-- START Given data --
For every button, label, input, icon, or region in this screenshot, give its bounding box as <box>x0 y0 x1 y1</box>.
-- END Given data --
-- START Given data --
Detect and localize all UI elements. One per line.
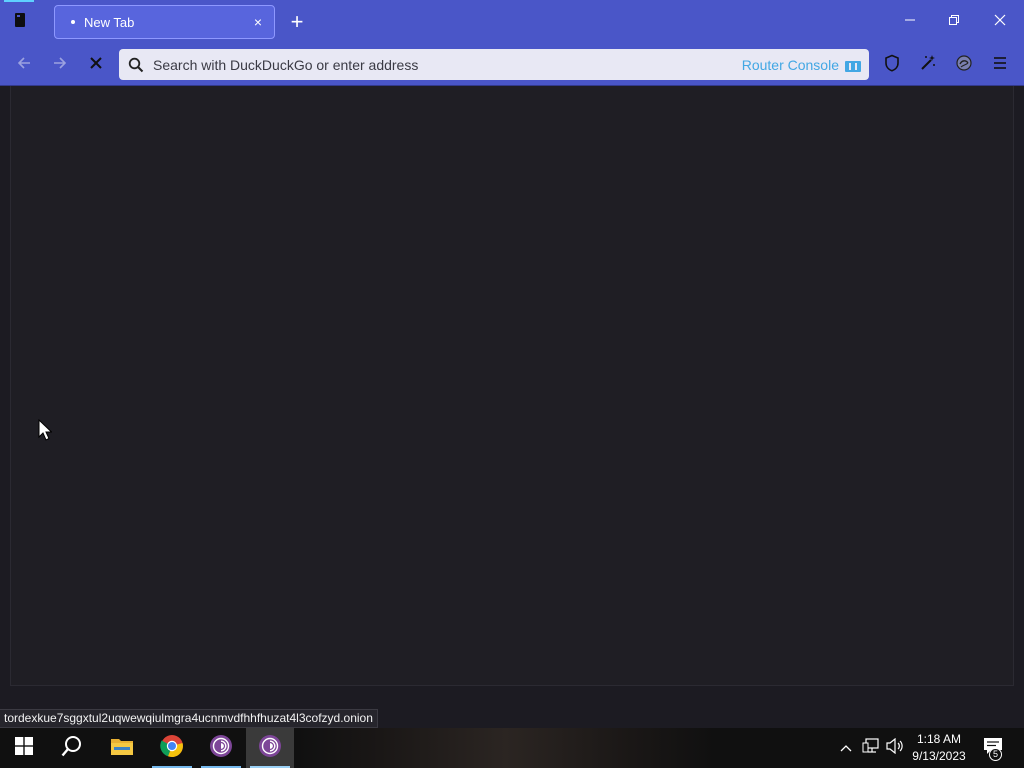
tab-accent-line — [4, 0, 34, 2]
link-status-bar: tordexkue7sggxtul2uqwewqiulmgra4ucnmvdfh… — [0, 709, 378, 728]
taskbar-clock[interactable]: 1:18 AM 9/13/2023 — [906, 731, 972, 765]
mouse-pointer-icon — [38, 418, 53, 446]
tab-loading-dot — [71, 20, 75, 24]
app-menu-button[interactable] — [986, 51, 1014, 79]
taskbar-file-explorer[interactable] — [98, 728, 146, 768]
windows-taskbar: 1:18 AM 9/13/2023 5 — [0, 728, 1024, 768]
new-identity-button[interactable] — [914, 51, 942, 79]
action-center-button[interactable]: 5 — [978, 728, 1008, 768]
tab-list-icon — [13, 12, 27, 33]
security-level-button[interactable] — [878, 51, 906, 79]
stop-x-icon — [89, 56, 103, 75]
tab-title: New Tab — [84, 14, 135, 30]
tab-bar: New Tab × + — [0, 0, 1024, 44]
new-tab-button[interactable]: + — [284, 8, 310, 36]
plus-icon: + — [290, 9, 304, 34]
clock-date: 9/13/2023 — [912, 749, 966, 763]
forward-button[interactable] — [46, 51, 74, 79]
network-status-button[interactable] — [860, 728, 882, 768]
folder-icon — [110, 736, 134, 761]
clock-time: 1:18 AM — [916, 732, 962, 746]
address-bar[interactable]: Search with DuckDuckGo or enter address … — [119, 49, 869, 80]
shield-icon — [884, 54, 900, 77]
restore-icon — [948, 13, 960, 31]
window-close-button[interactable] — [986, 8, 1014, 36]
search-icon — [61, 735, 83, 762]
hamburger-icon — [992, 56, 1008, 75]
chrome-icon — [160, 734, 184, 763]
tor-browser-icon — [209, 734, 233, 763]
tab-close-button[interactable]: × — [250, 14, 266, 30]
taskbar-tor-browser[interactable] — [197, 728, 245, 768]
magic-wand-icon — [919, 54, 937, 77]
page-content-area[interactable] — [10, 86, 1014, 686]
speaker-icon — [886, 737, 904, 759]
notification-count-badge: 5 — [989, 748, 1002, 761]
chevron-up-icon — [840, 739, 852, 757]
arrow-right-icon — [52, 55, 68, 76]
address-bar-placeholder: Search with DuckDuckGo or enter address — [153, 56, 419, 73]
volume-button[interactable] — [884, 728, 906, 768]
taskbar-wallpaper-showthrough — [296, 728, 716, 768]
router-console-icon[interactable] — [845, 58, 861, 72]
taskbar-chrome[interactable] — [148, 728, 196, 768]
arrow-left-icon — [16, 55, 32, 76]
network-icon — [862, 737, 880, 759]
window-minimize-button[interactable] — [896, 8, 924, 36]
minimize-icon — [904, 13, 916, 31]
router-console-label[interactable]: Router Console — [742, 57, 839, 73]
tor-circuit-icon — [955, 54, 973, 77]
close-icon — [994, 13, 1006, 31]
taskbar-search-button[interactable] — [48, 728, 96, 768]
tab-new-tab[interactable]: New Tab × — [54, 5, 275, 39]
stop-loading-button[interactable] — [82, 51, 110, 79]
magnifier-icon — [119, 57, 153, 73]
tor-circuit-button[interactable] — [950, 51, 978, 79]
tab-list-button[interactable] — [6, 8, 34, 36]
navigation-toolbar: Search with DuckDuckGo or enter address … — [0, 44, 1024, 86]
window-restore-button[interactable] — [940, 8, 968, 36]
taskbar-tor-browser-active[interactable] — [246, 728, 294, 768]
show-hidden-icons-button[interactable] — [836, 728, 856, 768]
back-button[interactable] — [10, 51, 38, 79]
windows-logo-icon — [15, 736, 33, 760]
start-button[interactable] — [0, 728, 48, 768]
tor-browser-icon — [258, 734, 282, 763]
-- END Given data --
Reproduce the records word for word, starting at the line that contains "Detect and localize" and stopping after the line that contains "tab-loading-dot — [71, 20, 75, 24]". Leave the pictures out.

Detect and localize all UI elements. One per line.
tab-accent-line — [4, 0, 34, 2]
link-status-bar: tordexkue7sggxtul2uqwewqiulmgra4ucnmvdfh… — [0, 709, 378, 728]
taskbar-clock[interactable]: 1:18 AM 9/13/2023 — [906, 731, 972, 765]
mouse-pointer-icon — [38, 418, 53, 446]
tab-loading-dot — [71, 20, 75, 24]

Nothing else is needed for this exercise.